#### Exercise objective
What follows is a set of records, each of which is to be written out exactly.

#### Data listing

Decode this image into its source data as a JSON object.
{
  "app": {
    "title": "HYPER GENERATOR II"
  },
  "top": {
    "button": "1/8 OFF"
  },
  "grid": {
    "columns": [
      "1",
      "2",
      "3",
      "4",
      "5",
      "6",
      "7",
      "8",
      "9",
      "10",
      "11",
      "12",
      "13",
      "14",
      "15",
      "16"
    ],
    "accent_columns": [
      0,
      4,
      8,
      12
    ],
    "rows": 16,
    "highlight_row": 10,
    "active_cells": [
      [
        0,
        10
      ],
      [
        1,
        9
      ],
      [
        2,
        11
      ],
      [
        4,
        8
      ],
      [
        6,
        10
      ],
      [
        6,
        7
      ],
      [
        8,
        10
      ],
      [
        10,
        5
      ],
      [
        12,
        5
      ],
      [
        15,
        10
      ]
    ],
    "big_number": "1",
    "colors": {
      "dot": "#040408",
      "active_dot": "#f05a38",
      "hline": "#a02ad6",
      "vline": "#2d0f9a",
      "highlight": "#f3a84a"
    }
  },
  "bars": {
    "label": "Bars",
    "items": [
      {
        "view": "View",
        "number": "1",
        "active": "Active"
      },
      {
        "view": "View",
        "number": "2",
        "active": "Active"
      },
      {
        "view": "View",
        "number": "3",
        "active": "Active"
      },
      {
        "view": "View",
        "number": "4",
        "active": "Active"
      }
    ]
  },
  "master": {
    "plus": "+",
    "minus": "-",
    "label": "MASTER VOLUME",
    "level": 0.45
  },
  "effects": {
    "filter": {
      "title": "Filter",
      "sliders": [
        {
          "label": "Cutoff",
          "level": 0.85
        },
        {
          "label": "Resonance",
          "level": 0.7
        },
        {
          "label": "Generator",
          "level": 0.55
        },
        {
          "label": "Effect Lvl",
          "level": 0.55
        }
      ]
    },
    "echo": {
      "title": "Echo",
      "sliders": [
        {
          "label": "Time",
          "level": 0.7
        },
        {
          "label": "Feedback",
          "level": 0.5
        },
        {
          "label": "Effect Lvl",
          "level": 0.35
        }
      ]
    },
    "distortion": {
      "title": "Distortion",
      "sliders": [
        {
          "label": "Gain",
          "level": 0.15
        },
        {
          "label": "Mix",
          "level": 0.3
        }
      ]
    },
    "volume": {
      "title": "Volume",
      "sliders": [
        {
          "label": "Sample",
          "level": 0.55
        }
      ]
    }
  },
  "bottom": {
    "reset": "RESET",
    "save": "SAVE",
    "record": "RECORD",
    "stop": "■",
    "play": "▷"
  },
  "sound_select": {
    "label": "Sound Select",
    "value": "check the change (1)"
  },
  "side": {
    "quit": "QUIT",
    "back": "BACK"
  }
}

#### Written answer
Decode this image into its source data as a JSON object.
{
  "app": {
    "title": "HYPER GENERATOR II"
  },
  "top": {
    "button": "1/8 OFF"
  },
  "grid": {
    "columns": [
      "1",
      "2",
      "3",
      "4",
      "5",
      "6",
      "7",
      "8",
      "9",
      "10",
      "11",
      "12",
      "13",
      "14",
      "15",
      "16"
    ],
    "accent_columns": [
      0,
      4,
      8,
      12
    ],
    "rows": 16,
    "highlight_row": 10,
    "active_cells": [
      [
        0,
        10
      ],
      [
        1,
        9
      ],
      [
        2,
        11
      ],
      [
        4,
        8
      ],
      [
        6,
        10
      ],
      [
        6,
        7
      ],
      [
        8,
        10
      ],
      [
        10,
        5
      ],
      [
        12,
        5
      ],
      [
        15,
        10
      ]
    ],
    "big_number": "1",
    "colors": {
      "dot": "#040408",
      "active_dot": "#f05a38",
      "hline": "#a02ad6",
      "vline": "#2d0f9a",
      "highlight": "#f3a84a"
    }
  },
  "bars": {
    "label": "Bars",
    "items": [
      {
        "view": "View",
        "number": "1",
        "active": "Active"
      },
      {
        "view": "View",
        "number": "2",
        "active": "Active"
      },
      {
        "view": "View",
        "number": "3",
        "active": "Active"
      },
      {
        "view": "View",
        "number": "4",
        "active": "Active"
      }
    ]
  },
  "master": {
    "plus": "+",
    "minus": "-",
    "label": "MASTER VOLUME",
    "level": 0.45
  },
  "effects": {
    "filter": {
      "title": "Filter",
      "sliders": [
        {
          "label": "Cutoff",
          "level": 0.85
        },
        {
          "label": "Resonance",
          "level": 0.7
        },
        {
          "label": "Generator",
          "level": 0.55
        },
        {
          "label": "Effect Lvl",
          "level": 0.55
        }
      ]
    },
    "echo": {
      "title": "Echo",
      "sliders": [
        {
          "label": "Time",
          "level": 0.7
        },
        {
          "label": "Feedback",
          "level": 0.5
        },
        {
          "label": "Effect Lvl",
          "level": 0.35
        }
      ]
    },
    "distortion": {
      "title": "Distortion",
      "sliders": [
        {
          "label": "Gain",
          "level": 0.15
        },
        {
          "label": "Mix",
          "level": 0.3
        }
      ]
    },
    "volume": {
      "title": "Volume",
      "sliders": [
        {
          "label": "Sample",
          "level": 0.55
        }
      ]
    }
  },
  "bottom": {
    "reset": "RESET",
    "save": "SAVE",
    "record": "RECORD",
    "stop": "■",
    "play": "▷"
  },
  "sound_select": {
    "label": "Sound Select",
    "value": "check the change (1)"
  },
  "side": {
    "quit": "QUIT",
    "back": "BACK"
  }
}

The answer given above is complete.